Exercise prompt
Pick out and copy each line in the entries below that contains the word "value".

Extracted records
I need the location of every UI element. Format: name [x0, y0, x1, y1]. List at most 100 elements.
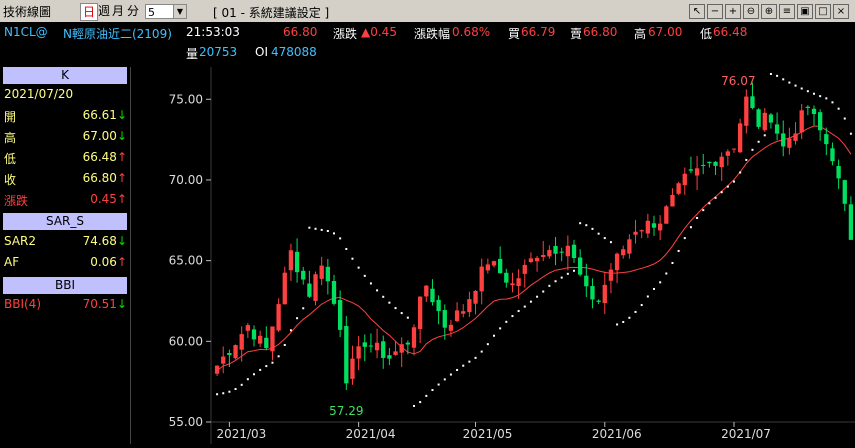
- x-tick-label: 2021/07: [721, 427, 771, 441]
- plus-icon[interactable]: +: [725, 4, 741, 19]
- sar-dot: [763, 134, 766, 137]
- candle-body: [331, 281, 337, 304]
- tab-week[interactable]: 週: [98, 4, 111, 18]
- sar-dot: [443, 378, 446, 381]
- sar-dot: [406, 316, 409, 319]
- sar-dot: [739, 171, 742, 174]
- arrow-up-icon: ↑: [116, 255, 127, 269]
- sar-dot: [419, 401, 422, 404]
- candle-body: [559, 251, 564, 253]
- candle-body: [528, 258, 534, 263]
- k-header[interactable]: K: [3, 67, 127, 84]
- tab-minute[interactable]: 分: [127, 4, 140, 18]
- candle-body: [614, 253, 620, 271]
- candle-body: [541, 254, 546, 257]
- sar-dot: [813, 92, 815, 95]
- sar-dot: [677, 249, 680, 252]
- zoom-out-icon[interactable]: ⊖: [743, 4, 759, 19]
- sar-header[interactable]: SAR_S: [3, 213, 127, 230]
- candle-body: [522, 264, 527, 274]
- sar-dot: [726, 185, 729, 188]
- candle-body: [633, 231, 638, 235]
- period-value: 5: [148, 6, 155, 19]
- sar-dot: [769, 72, 772, 75]
- chevron-down-icon[interactable]: ▼: [173, 5, 186, 18]
- sar-dot: [523, 305, 526, 308]
- sar-dot: [296, 317, 299, 320]
- bid-label: 買: [508, 27, 521, 41]
- save-icon[interactable]: ▣: [797, 4, 813, 19]
- sar-dot: [345, 247, 348, 250]
- candle-body: [701, 164, 706, 166]
- chart-svg[interactable]: 75.00 70.00 65.00 60.00 55.00 2021/03 2021/04…: [131, 67, 855, 444]
- sar-dot: [486, 343, 489, 346]
- candle-body: [294, 251, 300, 273]
- minus-icon[interactable]: −: [707, 4, 723, 19]
- candle-body: [258, 335, 263, 344]
- sar-dot: [271, 361, 274, 364]
- sar-dot: [388, 301, 391, 304]
- candle-body: [547, 250, 552, 257]
- candle-body: [233, 345, 238, 359]
- sar-dot: [646, 295, 649, 298]
- candle-body: [227, 352, 232, 355]
- sar-dot: [708, 202, 711, 205]
- sar-dot: [376, 289, 379, 292]
- candle-body: [707, 161, 712, 164]
- sar-dot: [302, 307, 305, 310]
- study-title[interactable]: [ 01 - 系統建議設定 ]: [213, 6, 330, 20]
- candle-body: [350, 358, 355, 379]
- candle-body: [713, 161, 718, 166]
- candle-body: [608, 269, 614, 281]
- cursor-icon[interactable]: ↖: [689, 4, 705, 19]
- candle-body: [768, 114, 774, 123]
- row-value: 0.06: [90, 255, 117, 269]
- arrow-down-icon: ↓: [116, 108, 127, 122]
- sar-dot: [714, 196, 717, 199]
- sar-dot: [843, 117, 846, 120]
- tab-month[interactable]: 月: [112, 4, 125, 18]
- panel-row-value: 70.51↓: [83, 297, 127, 311]
- candle-body: [344, 325, 349, 384]
- settings-icon[interactable]: ≡: [779, 4, 795, 19]
- bbi-header[interactable]: BBI: [3, 277, 127, 294]
- sar-dot: [474, 356, 477, 359]
- candle-body: [818, 112, 823, 131]
- y-tick-label: 60.00: [169, 334, 203, 348]
- panel-row-label: AF: [4, 255, 20, 269]
- sar-dot: [616, 323, 619, 326]
- sar-dot: [468, 360, 471, 363]
- sar-dot: [659, 281, 662, 284]
- panel-row-value: 0.45↑: [90, 192, 127, 206]
- candle-body: [338, 299, 343, 330]
- candle-body: [251, 329, 257, 340]
- sar-dot: [431, 389, 434, 392]
- sar-dot: [782, 78, 785, 81]
- tab-day[interactable]: 日: [80, 3, 98, 21]
- sar-dot: [788, 81, 791, 84]
- volume-label: 量: [186, 47, 199, 61]
- sar-dot: [548, 284, 551, 287]
- candle-body: [578, 257, 583, 275]
- candle-body: [467, 299, 472, 313]
- sar-dot: [517, 310, 520, 313]
- close-icon[interactable]: ×: [833, 4, 849, 19]
- candle-body: [836, 166, 841, 179]
- sar-dot: [825, 97, 828, 100]
- panel-row-label: 漲跌: [4, 194, 29, 208]
- candle-body: [491, 261, 497, 266]
- candle-body: [725, 151, 730, 156]
- sar-dot: [622, 320, 625, 323]
- candle-body: [504, 272, 509, 283]
- zoom-in-icon[interactable]: ⊕: [761, 4, 777, 19]
- quote-change-pct: 0.68%: [452, 25, 491, 39]
- period-select[interactable]: 5 ▼: [145, 4, 187, 19]
- sar-dot: [696, 216, 699, 219]
- panel-row-label: SAR2: [4, 234, 37, 248]
- sar-dot: [222, 392, 225, 395]
- sar-dot: [831, 101, 834, 104]
- candle-body: [744, 96, 749, 126]
- sar-dot: [493, 334, 495, 337]
- price-chart[interactable]: 75.00 70.00 65.00 60.00 55.00 2021/03 2021/04…: [131, 67, 855, 444]
- restore-icon[interactable]: □: [815, 4, 831, 19]
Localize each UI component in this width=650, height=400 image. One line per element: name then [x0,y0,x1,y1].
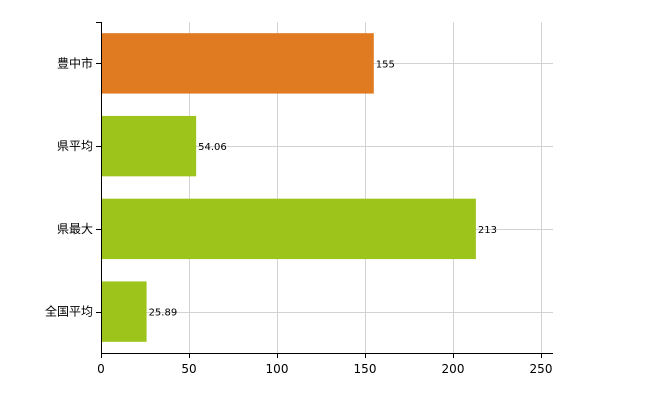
x-tick-label: 50 [181,362,196,376]
category-label: 豊中市 [57,55,93,70]
bar [101,281,147,342]
bar [101,198,476,260]
bar [101,115,197,177]
data-label: 213 [478,225,497,236]
category-label: 全国平均 [45,304,93,319]
x-tick-label: 0 [97,362,105,376]
category-label: 県平均 [57,139,93,153]
data-label: 155 [376,59,395,70]
x-tick-label: 250 [530,362,553,376]
x-tick-label: 100 [266,362,289,376]
x-tick-label: 200 [442,362,465,376]
axes [96,22,553,358]
bar [101,33,374,94]
category-label: 県最大 [57,222,93,236]
data-label: 54.06 [198,142,227,153]
labels: 0 50 100 150 200 250 豊中市 155 県平均 54.06 県最大 213 全国平均 2… [45,55,552,376]
x-tick-label: 150 [354,362,377,376]
data-label: 25.89 [149,308,178,319]
bars [101,33,476,342]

Exercise response
- period-value: 5: [148, 6, 155, 19]
- row-value: 0.06: [90, 255, 117, 269]
- panel-row-value: 70.51↓: [83, 297, 127, 311]
- panel-row-value: 0.45↑: [90, 192, 127, 206]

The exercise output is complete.